====== GIVEN ENTRIES ======

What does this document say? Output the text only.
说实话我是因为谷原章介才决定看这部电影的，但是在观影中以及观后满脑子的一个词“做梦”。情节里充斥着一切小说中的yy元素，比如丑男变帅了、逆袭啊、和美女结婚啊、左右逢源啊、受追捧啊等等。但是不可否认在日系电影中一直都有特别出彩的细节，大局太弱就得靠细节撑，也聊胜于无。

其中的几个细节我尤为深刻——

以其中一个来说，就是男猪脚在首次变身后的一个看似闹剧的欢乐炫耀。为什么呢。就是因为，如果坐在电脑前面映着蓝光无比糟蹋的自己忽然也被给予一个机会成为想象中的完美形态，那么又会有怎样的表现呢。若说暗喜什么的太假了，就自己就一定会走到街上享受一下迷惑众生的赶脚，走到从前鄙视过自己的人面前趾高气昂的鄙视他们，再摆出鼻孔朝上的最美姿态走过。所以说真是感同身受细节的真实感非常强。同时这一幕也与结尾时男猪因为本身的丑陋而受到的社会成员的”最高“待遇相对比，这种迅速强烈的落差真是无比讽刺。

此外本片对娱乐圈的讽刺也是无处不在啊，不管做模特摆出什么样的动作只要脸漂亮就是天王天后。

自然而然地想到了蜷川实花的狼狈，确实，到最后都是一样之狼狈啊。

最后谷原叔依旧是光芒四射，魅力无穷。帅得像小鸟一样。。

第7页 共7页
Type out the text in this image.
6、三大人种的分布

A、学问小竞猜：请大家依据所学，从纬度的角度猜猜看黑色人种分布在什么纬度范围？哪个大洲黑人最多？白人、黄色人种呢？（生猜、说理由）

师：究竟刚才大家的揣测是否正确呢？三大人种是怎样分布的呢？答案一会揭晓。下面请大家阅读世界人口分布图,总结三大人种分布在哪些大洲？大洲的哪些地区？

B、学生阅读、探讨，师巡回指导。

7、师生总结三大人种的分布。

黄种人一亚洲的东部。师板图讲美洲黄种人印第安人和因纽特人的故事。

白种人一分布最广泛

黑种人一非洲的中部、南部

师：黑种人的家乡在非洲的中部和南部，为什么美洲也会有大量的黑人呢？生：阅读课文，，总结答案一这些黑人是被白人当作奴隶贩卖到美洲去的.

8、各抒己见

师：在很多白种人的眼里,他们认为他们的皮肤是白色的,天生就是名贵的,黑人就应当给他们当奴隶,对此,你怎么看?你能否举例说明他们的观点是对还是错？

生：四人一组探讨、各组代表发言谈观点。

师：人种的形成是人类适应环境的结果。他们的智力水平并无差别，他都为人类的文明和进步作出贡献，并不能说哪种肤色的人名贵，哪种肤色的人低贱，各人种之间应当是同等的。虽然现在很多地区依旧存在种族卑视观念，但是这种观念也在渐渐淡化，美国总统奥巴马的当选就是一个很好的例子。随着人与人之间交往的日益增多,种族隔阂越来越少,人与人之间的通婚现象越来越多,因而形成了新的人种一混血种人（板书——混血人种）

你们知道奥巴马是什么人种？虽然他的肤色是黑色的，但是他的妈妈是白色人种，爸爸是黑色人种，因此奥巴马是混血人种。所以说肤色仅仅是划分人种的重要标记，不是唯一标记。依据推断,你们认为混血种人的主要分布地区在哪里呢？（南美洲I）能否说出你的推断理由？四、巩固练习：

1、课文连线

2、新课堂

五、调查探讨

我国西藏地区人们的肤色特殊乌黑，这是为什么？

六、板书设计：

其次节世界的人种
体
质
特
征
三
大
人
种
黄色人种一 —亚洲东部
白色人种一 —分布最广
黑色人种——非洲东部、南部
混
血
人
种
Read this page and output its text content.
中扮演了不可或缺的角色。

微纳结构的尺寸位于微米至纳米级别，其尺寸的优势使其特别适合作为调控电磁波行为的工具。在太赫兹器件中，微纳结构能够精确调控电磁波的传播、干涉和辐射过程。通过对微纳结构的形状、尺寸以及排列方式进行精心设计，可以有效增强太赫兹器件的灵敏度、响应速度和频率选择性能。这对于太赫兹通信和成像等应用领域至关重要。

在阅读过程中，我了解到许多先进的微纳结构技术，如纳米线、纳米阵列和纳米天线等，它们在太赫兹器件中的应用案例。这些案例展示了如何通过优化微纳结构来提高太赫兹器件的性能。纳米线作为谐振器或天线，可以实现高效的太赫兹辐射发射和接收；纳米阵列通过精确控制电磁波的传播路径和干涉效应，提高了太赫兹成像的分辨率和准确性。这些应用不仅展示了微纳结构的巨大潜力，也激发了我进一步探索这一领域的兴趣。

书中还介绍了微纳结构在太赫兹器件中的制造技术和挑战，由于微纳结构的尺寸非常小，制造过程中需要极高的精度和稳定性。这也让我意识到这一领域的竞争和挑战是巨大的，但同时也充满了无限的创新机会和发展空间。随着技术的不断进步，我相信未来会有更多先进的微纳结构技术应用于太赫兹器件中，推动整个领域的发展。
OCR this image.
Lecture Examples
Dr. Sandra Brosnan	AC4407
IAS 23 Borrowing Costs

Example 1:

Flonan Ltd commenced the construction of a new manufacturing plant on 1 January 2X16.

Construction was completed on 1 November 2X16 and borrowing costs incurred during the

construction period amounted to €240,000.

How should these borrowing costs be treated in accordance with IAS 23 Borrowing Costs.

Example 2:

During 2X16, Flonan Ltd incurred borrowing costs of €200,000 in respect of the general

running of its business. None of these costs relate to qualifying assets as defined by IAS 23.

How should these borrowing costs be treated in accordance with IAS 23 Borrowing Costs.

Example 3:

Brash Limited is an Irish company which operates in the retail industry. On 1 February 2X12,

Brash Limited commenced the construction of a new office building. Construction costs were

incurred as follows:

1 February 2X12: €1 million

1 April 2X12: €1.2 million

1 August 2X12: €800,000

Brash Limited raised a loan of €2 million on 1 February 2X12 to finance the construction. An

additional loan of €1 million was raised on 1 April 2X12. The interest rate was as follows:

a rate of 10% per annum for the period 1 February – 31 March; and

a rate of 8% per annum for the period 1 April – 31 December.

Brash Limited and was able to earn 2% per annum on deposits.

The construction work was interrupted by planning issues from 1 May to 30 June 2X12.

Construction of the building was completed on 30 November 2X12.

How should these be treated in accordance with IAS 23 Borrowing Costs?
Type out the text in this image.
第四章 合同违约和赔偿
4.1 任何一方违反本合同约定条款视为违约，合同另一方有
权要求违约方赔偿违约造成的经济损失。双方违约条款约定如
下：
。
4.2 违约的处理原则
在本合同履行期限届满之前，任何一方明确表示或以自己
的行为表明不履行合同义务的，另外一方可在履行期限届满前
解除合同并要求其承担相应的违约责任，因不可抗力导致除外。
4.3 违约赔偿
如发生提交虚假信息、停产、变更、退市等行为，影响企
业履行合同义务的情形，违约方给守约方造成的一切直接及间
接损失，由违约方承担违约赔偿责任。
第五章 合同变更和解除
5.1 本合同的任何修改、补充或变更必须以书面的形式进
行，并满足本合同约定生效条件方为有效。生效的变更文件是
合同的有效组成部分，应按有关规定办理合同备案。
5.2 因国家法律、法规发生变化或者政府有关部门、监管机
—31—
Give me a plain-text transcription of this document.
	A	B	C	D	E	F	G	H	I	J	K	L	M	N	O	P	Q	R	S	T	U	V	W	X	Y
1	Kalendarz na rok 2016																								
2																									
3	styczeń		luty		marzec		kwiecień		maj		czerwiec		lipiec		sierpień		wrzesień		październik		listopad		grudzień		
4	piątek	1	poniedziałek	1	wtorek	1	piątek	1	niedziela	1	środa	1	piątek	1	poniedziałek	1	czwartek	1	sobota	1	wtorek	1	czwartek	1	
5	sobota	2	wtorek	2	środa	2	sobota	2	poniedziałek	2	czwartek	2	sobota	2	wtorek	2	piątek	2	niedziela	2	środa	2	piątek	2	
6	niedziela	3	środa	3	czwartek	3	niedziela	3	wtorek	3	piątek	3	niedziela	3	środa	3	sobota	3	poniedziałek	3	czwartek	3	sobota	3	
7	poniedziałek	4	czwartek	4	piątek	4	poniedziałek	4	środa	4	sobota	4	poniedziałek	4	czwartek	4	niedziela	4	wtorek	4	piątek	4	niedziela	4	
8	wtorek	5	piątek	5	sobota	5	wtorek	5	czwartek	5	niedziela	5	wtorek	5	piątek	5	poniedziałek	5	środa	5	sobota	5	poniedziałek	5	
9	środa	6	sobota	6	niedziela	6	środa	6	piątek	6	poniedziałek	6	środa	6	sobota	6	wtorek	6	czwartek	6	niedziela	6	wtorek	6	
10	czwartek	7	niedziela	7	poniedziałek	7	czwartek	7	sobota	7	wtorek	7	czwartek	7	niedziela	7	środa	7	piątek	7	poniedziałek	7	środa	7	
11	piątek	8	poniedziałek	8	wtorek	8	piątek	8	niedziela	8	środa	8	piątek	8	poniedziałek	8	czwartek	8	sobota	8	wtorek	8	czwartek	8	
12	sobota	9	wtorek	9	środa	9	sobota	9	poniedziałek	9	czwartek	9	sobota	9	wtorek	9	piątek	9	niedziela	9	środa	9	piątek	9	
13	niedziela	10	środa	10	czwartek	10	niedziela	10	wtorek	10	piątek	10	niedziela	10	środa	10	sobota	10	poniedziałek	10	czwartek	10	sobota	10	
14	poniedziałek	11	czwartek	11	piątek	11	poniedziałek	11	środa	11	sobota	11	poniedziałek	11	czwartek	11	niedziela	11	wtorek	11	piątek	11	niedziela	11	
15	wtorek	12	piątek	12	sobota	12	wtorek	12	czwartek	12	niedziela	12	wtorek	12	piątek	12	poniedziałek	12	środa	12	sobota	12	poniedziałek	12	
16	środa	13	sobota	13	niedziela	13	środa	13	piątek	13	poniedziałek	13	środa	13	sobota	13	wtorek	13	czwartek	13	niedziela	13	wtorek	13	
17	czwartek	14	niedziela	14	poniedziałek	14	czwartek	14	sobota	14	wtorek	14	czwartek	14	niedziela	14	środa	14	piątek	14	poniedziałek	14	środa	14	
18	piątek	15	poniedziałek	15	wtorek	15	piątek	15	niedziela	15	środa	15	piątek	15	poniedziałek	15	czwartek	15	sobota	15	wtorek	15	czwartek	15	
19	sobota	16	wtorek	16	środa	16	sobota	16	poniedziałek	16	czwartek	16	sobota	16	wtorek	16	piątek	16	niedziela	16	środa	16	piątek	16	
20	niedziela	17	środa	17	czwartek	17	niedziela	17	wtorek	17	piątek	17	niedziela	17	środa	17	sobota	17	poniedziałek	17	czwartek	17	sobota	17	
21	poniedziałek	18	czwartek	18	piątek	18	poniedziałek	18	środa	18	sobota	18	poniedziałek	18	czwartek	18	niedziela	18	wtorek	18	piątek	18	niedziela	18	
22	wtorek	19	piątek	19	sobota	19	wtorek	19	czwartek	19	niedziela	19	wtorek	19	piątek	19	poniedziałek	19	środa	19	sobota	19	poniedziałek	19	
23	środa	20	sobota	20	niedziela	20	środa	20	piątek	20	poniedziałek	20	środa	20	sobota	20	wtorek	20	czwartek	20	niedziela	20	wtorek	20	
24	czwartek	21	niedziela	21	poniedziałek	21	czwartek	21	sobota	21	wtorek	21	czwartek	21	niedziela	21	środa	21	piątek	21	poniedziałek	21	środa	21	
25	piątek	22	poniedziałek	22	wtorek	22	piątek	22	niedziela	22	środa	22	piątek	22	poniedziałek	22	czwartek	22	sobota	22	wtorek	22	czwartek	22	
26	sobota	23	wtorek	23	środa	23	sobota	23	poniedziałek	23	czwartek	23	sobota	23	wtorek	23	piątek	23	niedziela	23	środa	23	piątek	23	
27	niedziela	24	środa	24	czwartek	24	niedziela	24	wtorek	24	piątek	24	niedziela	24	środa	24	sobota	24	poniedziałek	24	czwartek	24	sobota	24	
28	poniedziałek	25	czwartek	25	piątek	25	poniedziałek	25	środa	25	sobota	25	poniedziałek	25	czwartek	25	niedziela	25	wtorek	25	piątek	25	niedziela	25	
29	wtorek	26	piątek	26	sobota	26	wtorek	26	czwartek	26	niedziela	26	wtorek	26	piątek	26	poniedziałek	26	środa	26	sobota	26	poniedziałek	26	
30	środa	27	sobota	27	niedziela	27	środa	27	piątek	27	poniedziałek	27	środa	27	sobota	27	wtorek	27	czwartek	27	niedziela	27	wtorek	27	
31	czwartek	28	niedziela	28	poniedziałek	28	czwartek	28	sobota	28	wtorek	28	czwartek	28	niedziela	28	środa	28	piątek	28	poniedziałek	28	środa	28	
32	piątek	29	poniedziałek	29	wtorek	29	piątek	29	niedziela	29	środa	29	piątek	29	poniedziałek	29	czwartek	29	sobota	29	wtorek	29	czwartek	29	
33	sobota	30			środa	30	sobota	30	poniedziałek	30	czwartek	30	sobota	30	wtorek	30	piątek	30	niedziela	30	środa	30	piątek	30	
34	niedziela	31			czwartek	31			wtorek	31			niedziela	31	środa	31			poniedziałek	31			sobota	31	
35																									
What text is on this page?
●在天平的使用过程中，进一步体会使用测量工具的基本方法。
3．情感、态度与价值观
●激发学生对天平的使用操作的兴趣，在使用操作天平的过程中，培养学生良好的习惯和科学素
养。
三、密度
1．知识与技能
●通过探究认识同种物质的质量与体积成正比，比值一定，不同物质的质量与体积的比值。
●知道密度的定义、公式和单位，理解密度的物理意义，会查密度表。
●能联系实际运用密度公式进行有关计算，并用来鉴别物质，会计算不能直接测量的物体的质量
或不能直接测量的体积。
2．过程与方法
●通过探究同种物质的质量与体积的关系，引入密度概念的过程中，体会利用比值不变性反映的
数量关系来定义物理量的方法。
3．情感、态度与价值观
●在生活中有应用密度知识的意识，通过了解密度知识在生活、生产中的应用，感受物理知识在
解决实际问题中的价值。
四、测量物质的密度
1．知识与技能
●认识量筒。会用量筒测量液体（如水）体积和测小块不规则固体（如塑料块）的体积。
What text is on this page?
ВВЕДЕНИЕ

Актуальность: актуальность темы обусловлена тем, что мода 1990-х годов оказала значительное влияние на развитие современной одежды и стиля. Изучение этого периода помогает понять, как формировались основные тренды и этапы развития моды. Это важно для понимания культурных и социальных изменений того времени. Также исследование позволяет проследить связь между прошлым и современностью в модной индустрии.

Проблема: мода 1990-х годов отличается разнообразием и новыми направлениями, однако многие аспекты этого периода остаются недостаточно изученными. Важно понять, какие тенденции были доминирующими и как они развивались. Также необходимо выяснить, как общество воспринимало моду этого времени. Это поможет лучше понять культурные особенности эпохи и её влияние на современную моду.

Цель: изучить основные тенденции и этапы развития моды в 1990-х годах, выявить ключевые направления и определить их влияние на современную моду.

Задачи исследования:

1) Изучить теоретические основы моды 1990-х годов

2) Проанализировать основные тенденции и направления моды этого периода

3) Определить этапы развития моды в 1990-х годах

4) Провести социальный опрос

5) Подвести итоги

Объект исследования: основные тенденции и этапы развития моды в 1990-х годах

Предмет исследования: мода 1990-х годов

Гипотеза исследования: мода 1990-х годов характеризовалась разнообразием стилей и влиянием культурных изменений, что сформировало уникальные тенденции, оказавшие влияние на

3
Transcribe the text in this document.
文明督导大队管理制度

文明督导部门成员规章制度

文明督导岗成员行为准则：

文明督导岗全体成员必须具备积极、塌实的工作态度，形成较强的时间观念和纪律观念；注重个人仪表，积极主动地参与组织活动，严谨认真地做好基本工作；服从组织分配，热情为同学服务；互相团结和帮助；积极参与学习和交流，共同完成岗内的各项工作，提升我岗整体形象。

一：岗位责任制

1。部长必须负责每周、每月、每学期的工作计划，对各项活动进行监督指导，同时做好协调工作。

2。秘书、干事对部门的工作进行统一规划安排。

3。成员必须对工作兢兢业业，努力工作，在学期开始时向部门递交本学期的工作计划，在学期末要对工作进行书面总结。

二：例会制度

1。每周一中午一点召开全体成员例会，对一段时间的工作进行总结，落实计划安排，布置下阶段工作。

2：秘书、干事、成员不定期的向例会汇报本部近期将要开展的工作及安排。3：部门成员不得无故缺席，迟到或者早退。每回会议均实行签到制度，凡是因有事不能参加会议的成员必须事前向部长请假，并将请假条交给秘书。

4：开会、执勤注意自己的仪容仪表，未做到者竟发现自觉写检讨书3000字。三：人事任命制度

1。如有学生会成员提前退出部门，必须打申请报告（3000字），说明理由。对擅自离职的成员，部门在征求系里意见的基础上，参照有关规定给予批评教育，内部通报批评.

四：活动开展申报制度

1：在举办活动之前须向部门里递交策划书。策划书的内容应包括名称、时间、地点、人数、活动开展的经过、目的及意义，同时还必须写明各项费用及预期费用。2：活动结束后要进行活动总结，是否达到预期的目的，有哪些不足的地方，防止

======

## WHAT YOU HAVE TO DO
Return, from the data, each line that has the word "исследования" in it.

## REPLY
Задачи исследования:
Объект исследования: основные тенденции и этапы развития моды в 1990-х годах
Предмет исследования: мода 1990-х годов
Гипотеза исследования: мода 1990-х годов характеризовалась разнообразием стилей и влиянием культурных изменений, что сформировало уникальные тенденции, оказавшие влияние на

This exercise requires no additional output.